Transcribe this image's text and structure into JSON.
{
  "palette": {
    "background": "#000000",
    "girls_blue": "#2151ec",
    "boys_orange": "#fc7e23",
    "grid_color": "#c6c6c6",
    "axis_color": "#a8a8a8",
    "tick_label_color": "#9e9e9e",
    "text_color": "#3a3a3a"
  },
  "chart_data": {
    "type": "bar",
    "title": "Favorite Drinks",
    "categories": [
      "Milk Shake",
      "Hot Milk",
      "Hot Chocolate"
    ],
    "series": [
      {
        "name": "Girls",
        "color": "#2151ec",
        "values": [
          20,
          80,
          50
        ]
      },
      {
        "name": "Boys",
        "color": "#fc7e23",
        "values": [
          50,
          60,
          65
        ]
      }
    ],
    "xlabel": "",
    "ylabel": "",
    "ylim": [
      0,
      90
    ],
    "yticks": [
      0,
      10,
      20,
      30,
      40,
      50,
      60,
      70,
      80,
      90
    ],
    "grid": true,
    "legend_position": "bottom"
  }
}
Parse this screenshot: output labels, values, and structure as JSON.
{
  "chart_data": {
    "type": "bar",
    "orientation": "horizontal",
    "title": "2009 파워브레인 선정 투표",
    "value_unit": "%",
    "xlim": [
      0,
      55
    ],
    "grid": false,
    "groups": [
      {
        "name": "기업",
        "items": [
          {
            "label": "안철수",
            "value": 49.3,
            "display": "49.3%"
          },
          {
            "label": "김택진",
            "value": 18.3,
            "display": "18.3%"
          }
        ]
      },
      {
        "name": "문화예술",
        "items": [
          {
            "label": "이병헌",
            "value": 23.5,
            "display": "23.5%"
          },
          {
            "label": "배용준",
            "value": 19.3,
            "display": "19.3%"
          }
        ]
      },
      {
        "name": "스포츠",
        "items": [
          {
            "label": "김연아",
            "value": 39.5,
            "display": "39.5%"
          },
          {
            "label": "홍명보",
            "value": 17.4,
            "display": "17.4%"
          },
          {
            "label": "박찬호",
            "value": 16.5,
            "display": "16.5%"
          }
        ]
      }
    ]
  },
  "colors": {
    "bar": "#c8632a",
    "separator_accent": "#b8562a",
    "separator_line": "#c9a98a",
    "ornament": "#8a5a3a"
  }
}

────────

WHAT TO WORK ON ::
Copy out all the entries shown above, character for character.

WRITTEN RESPONSE ::
Transcribe this image's text and structure into JSON.
{
  "palette": {
    "background": "#000000",
    "girls_blue": "#2151ec",
    "boys_orange": "#fc7e23",
    "grid_color": "#c6c6c6",
    "axis_color": "#a8a8a8",
    "tick_label_color": "#9e9e9e",
    "text_color": "#3a3a3a"
  },
  "chart_data": {
    "type": "bar",
    "title": "Favorite Drinks",
    "categories": [
      "Milk Shake",
      "Hot Milk",
      "Hot Chocolate"
    ],
    "series": [
      {
        "name": "Girls",
        "color": "#2151ec",
        "values": [
          20,
          80,
          50
        ]
      },
      {
        "name": "Boys",
        "color": "#fc7e23",
        "values": [
          50,
          60,
          65
        ]
      }
    ],
    "xlabel": "",
    "ylabel": "",
    "ylim": [
      0,
      90
    ],
    "yticks": [
      0,
      10,
      20,
      30,
      40,
      50,
      60,
      70,
      80,
      90
    ],
    "grid": true,
    "legend_position": "bottom"
  }
}
Parse this screenshot: output labels, values, and structure as JSON.
{
  "chart_data": {
    "type": "bar",
    "orientation": "horizontal",
    "title": "2009 파워브레인 선정 투표",
    "value_unit": "%",
    "xlim": [
      0,
      55
    ],
    "grid": false,
    "groups": [
      {
        "name": "기업",
        "items": [
          {
            "label": "안철수",
            "value": 49.3,
            "display": "49.3%"
          },
          {
            "label": "김택진",
            "value": 18.3,
            "display": "18.3%"
          }
        ]
      },
      {
        "name": "문화예술",
        "items": [
          {
            "label": "이병헌",
            "value": 23.5,
            "display": "23.5%"
          },
          {
            "label": "배용준",
            "value": 19.3,
            "display": "19.3%"
          }
        ]
      },
      {
        "name": "스포츠",
        "items": [
          {
            "label": "김연아",
            "value": 39.5,
            "display": "39.5%"
          },
          {
            "label": "홍명보",
            "value": 17.4,
            "display": "17.4%"
          },
          {
            "label": "박찬호",
            "value": 16.5,
            "display": "16.5%"
          }
        ]
      }
    ]
  },
  "colors": {
    "bar": "#c8632a",
    "separator_accent": "#b8562a",
    "separator_line": "#c9a98a",
    "ornament": "#8a5a3a"
  }
}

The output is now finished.